_Exercise goal_.
From the entries below, tally how many lines contain "example" and report only that figure.

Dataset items
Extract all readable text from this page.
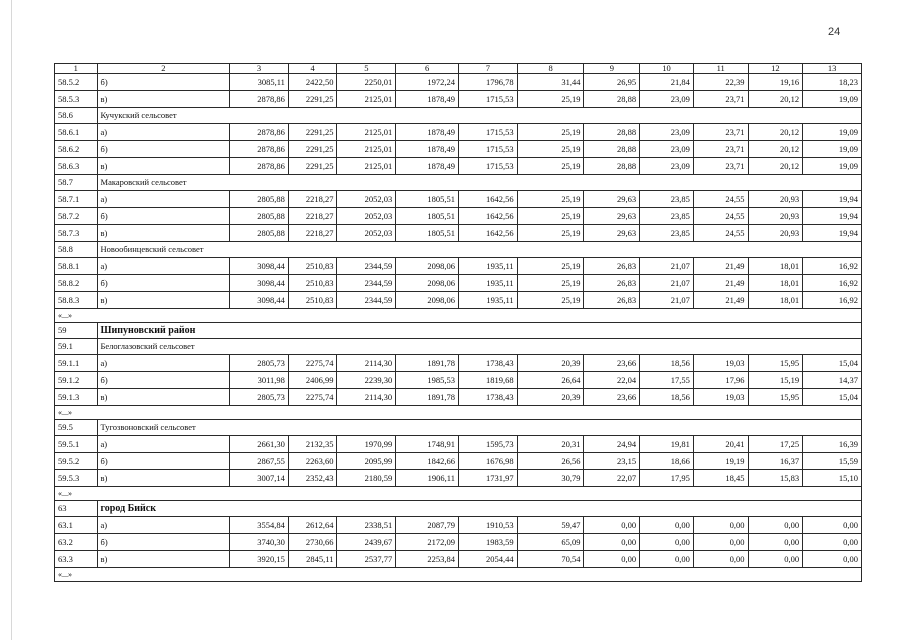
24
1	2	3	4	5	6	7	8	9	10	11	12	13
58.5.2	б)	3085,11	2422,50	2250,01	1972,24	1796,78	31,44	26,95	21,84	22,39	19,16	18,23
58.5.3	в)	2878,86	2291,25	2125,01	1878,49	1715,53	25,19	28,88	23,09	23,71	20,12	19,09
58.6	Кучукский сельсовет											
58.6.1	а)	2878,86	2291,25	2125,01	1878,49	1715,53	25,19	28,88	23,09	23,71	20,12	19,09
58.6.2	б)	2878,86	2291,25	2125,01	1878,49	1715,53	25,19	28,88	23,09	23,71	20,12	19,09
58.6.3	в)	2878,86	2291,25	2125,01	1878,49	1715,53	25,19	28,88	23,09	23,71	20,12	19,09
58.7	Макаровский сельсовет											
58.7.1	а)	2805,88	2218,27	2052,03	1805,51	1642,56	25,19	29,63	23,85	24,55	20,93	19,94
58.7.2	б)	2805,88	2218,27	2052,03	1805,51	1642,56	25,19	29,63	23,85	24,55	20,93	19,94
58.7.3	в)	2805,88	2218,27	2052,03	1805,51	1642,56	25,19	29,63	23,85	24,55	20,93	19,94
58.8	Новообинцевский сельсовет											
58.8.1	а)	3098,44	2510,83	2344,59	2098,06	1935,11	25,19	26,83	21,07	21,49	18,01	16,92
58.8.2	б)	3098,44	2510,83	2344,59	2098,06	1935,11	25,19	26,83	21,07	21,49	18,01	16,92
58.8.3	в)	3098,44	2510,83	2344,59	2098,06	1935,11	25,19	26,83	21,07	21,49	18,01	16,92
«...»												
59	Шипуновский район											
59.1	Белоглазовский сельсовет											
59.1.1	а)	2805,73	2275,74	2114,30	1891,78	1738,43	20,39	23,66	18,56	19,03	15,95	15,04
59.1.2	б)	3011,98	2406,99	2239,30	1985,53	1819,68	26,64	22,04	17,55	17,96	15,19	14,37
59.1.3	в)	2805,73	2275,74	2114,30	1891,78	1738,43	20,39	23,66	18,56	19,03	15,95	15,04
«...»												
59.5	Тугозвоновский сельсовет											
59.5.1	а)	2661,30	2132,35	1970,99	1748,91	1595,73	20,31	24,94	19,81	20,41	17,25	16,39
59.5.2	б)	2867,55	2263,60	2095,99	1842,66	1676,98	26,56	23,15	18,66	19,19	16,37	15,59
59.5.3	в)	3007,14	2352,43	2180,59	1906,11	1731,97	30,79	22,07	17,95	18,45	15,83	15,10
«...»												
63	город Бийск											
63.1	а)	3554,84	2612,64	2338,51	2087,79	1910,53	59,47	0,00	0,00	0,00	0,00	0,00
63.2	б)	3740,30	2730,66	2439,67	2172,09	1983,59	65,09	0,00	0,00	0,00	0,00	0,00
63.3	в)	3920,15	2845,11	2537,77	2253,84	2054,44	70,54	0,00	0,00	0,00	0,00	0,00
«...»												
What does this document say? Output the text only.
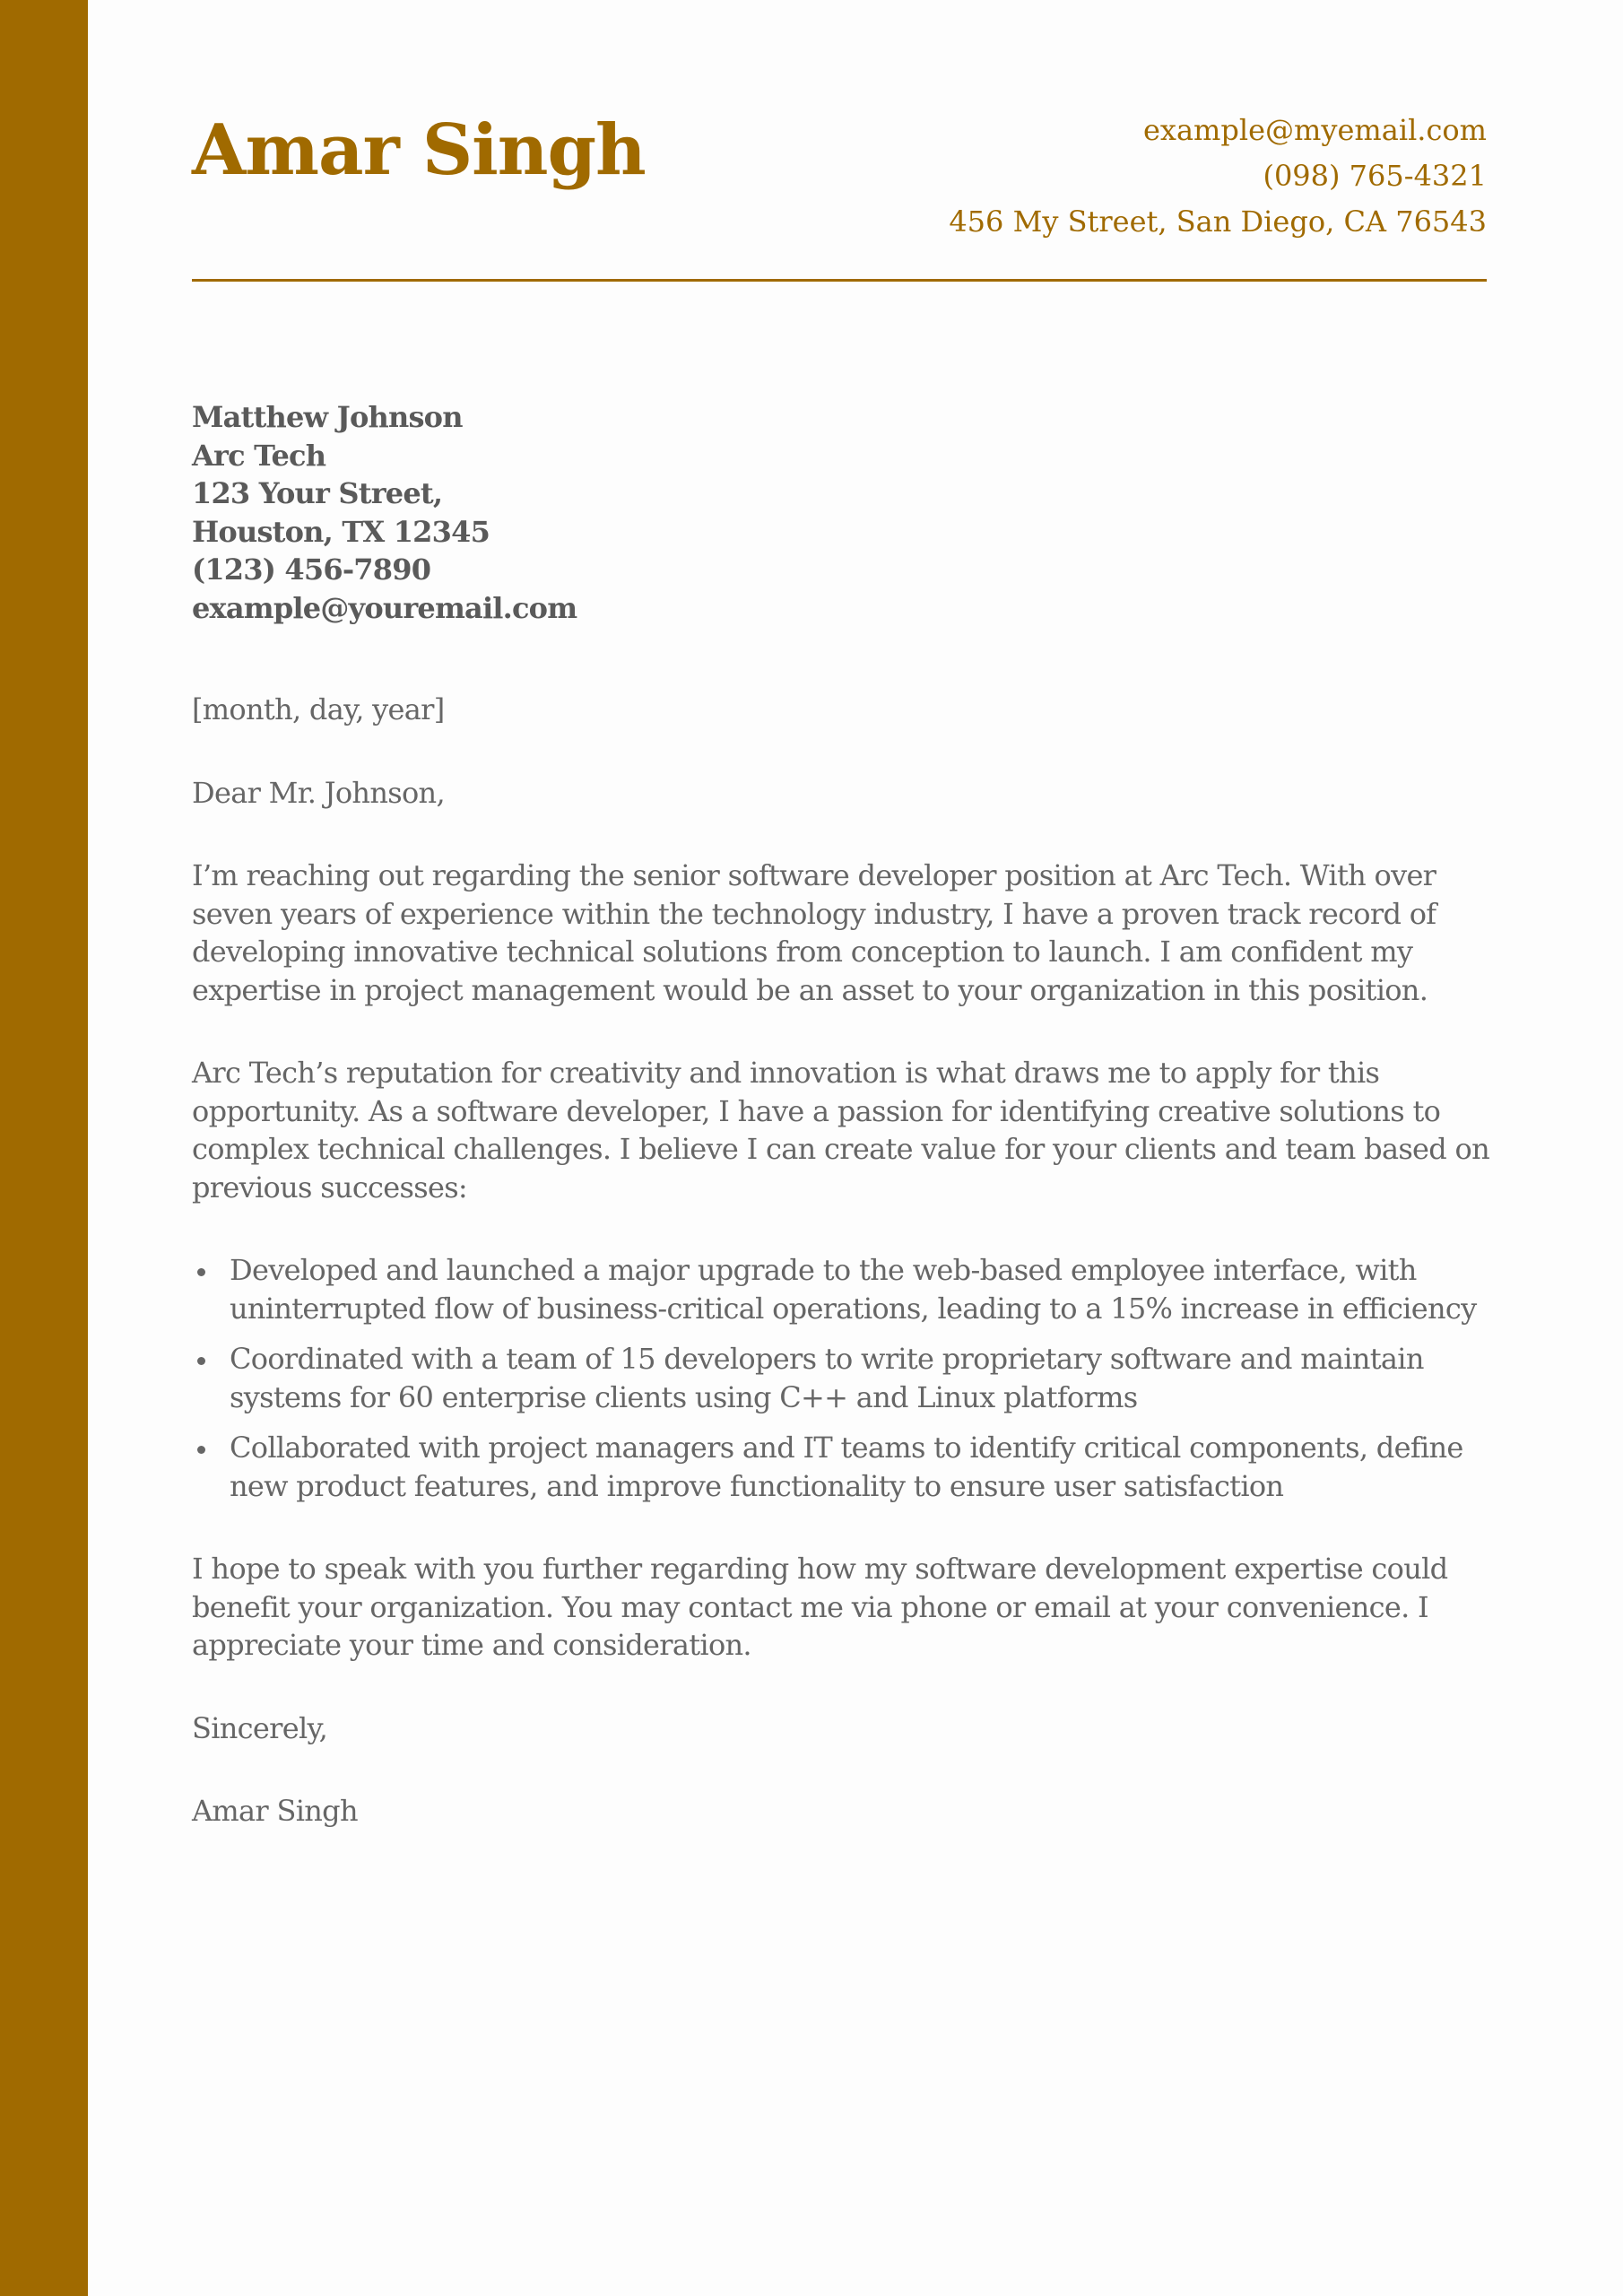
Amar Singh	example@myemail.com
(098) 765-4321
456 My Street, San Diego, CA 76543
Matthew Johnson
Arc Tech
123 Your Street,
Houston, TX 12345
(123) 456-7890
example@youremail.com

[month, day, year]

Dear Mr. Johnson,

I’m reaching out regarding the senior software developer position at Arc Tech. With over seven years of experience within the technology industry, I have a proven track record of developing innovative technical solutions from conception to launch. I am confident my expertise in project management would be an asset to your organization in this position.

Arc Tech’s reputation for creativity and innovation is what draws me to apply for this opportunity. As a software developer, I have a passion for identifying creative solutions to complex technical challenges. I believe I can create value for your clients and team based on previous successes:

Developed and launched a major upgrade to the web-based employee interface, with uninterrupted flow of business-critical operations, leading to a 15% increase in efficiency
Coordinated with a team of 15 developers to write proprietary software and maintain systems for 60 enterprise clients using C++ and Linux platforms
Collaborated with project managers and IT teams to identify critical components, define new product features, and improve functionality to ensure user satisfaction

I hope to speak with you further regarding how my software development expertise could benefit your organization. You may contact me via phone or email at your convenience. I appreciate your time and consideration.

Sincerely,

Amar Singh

_Exercise answer_.
2